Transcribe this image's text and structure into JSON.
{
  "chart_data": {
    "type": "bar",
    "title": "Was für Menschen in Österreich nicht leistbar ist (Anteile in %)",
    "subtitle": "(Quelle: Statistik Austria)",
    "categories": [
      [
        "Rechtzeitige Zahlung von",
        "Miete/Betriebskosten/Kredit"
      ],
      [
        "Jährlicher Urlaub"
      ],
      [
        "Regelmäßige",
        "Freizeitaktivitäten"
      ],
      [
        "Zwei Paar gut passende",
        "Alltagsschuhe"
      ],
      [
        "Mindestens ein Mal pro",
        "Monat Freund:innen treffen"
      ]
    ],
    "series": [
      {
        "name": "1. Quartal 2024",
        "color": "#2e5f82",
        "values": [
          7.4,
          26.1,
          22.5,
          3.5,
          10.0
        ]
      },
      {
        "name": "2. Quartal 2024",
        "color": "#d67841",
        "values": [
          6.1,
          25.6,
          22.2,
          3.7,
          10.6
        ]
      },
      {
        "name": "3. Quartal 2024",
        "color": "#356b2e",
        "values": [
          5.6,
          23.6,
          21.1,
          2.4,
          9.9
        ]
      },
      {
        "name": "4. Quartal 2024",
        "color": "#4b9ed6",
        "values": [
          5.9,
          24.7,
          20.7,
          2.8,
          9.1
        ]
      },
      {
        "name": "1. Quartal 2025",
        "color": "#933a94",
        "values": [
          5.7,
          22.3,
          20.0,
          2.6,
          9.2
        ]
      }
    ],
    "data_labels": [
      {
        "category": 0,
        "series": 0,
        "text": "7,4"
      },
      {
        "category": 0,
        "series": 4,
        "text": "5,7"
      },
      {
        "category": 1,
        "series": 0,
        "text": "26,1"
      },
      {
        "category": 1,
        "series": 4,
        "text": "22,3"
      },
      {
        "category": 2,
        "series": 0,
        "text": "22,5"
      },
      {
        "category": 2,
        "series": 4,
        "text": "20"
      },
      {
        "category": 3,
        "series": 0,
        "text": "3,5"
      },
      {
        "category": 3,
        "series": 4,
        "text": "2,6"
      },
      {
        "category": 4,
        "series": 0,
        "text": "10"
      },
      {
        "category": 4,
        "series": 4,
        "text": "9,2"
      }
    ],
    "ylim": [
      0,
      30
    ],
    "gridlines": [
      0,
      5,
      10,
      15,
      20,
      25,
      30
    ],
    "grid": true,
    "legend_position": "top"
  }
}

━━━━━━━━━━━━━━━━

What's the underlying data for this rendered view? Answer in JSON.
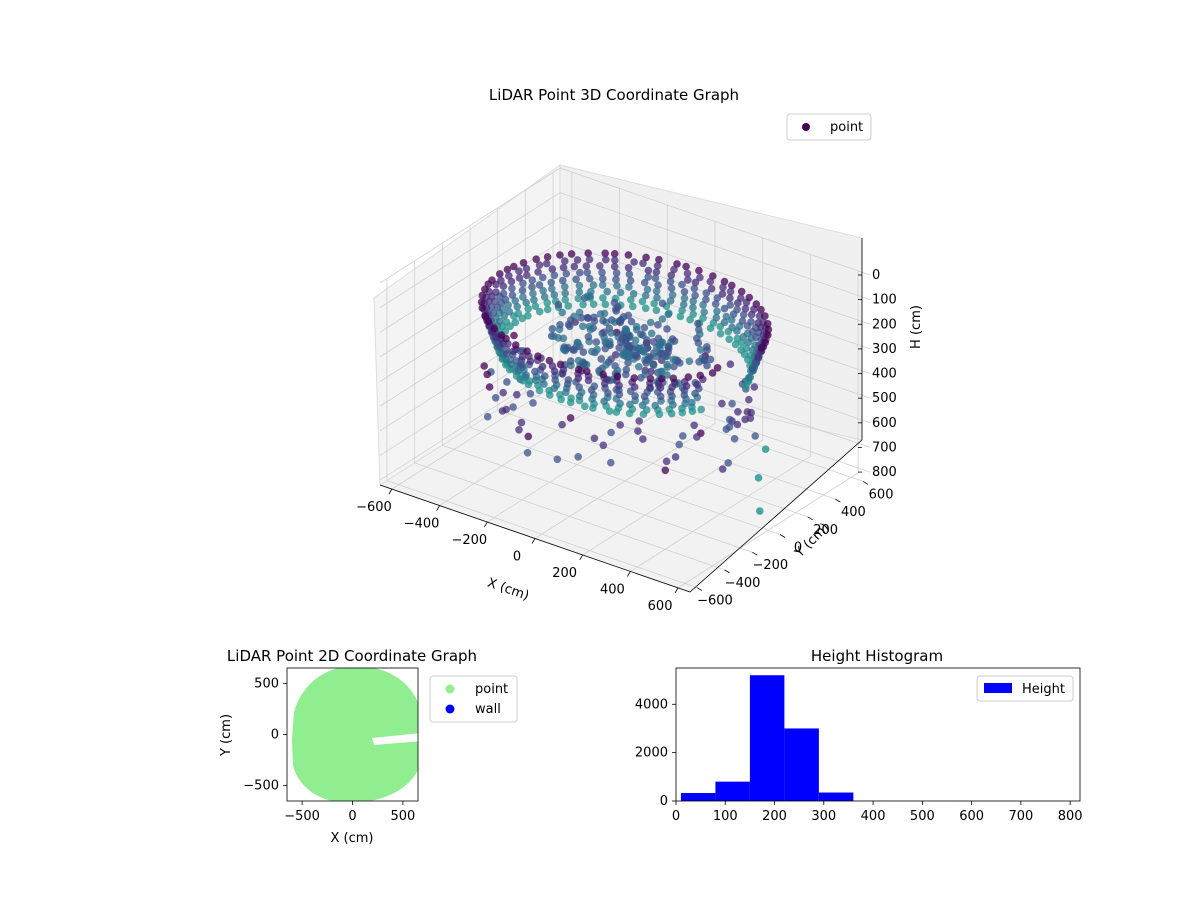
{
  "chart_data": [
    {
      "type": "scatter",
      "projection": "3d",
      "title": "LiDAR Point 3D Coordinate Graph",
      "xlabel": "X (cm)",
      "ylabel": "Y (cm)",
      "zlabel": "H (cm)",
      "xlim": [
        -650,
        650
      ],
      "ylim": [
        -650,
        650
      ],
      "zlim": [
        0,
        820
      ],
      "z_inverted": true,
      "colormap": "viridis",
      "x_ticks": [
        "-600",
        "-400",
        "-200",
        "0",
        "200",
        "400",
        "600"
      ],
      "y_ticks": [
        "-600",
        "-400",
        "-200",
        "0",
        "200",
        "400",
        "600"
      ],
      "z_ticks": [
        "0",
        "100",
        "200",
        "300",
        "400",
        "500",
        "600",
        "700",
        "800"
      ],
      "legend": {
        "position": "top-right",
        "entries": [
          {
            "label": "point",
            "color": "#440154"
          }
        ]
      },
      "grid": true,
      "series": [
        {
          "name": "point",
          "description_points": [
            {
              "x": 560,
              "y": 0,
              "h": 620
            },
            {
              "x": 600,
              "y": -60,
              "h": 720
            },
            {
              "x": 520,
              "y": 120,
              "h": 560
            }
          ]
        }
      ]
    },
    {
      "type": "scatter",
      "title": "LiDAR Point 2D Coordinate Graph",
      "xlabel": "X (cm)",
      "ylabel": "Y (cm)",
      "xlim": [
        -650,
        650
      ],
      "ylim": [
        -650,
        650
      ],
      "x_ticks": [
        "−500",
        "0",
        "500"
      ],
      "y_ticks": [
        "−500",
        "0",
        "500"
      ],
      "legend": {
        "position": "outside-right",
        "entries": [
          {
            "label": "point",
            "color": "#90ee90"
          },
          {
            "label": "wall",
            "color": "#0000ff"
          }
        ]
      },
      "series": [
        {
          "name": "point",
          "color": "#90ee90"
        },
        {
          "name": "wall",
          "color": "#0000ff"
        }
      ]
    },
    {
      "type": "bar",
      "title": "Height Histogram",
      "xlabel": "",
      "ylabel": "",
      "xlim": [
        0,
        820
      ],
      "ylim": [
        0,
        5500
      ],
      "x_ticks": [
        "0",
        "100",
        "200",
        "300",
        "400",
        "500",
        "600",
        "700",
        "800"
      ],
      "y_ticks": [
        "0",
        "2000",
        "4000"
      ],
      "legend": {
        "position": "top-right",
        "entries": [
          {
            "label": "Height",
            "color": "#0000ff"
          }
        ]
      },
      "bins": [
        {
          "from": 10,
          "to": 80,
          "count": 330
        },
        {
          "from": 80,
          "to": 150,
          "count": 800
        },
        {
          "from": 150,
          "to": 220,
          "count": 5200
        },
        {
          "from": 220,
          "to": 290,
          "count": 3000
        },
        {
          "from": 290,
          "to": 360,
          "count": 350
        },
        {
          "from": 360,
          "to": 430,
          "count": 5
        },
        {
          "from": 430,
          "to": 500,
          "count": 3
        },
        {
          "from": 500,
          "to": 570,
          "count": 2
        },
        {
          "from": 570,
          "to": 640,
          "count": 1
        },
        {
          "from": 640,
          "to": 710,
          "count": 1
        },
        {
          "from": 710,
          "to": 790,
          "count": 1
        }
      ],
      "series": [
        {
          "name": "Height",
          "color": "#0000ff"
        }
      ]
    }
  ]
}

━━━━━━━━━━━━━━━━

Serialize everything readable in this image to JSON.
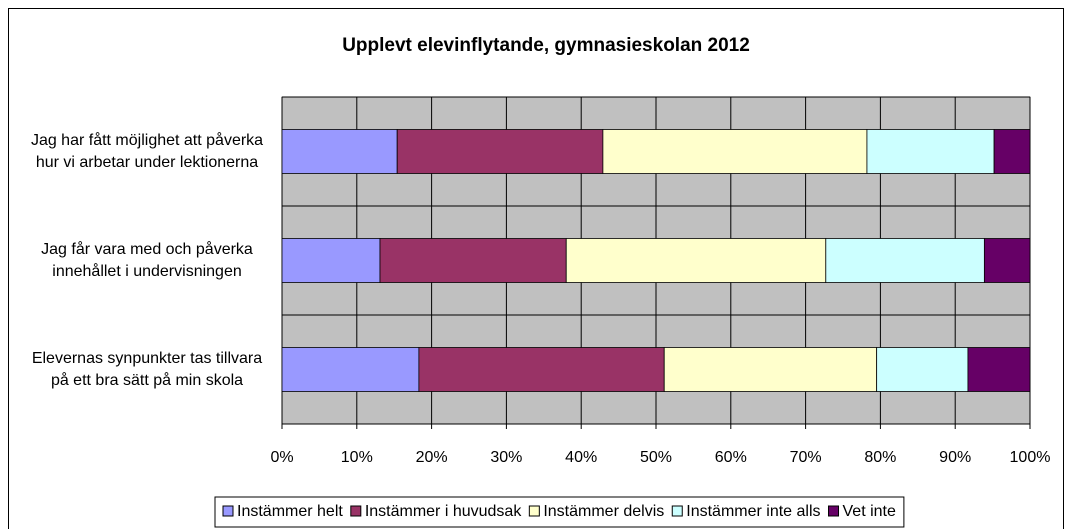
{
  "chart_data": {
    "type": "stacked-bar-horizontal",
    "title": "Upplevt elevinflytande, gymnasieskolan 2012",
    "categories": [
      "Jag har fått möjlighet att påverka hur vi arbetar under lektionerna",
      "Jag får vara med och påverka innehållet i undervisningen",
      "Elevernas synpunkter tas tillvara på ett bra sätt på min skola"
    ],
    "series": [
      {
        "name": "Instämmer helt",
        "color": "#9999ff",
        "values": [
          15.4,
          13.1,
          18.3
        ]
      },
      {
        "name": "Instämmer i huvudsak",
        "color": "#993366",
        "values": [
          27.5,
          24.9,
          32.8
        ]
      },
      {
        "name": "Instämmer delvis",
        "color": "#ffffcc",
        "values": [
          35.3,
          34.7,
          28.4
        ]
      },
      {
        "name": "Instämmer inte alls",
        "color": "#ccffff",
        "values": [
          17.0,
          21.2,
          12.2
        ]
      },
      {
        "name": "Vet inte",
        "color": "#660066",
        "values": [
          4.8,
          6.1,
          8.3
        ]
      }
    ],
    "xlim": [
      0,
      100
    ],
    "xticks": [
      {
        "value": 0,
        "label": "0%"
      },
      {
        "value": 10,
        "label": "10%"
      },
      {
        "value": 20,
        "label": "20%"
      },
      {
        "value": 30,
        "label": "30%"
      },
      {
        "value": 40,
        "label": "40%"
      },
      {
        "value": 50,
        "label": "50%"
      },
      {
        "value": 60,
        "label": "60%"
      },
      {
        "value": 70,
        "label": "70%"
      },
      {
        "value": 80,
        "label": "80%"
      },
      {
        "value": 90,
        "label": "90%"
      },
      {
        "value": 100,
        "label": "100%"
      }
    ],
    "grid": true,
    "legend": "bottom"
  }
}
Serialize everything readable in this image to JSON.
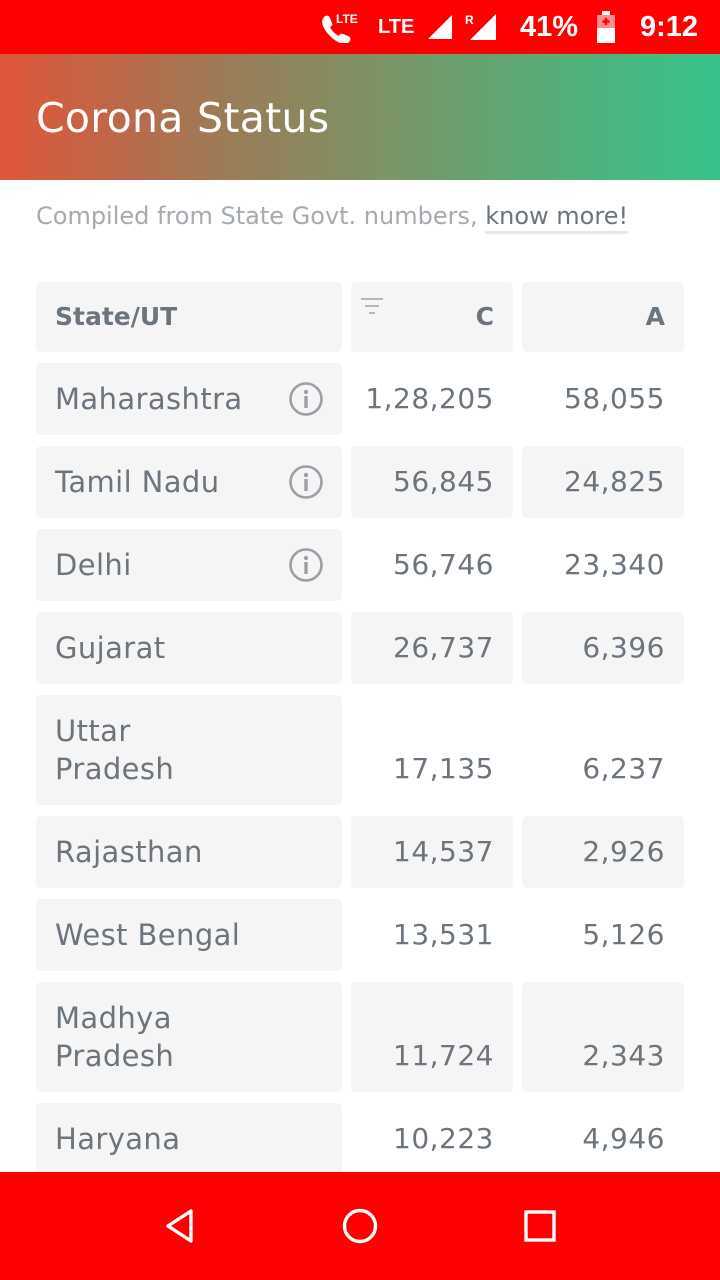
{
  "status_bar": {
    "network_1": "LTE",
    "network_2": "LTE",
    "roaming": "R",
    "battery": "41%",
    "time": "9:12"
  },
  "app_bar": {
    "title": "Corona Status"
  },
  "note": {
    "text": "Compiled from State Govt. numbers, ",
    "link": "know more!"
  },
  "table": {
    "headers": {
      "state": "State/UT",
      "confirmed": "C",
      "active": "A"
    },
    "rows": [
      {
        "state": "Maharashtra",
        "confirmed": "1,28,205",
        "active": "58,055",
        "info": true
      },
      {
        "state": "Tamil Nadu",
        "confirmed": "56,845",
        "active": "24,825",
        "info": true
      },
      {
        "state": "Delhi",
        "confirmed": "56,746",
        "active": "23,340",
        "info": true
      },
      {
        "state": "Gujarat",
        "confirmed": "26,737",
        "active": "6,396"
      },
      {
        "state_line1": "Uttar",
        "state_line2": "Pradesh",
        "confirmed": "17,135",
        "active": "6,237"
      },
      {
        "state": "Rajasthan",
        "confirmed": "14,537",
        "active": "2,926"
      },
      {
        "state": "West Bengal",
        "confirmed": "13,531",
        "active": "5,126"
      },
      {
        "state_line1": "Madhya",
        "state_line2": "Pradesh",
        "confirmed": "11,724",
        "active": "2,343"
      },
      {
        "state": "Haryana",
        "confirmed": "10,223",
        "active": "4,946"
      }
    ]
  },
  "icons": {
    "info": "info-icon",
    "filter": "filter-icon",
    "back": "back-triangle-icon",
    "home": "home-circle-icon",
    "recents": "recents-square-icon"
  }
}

━━━━━━━━━━━━━━━━

#### WHAT THE EXERCISE ASKS
From the records above, pick out and copy each line holding the word "Coordinate".

#### RESPONSE BELOW
      "title": "LiDAR Point 3D Coordinate Graph",
      "title": "LiDAR Point 2D Coordinate Graph",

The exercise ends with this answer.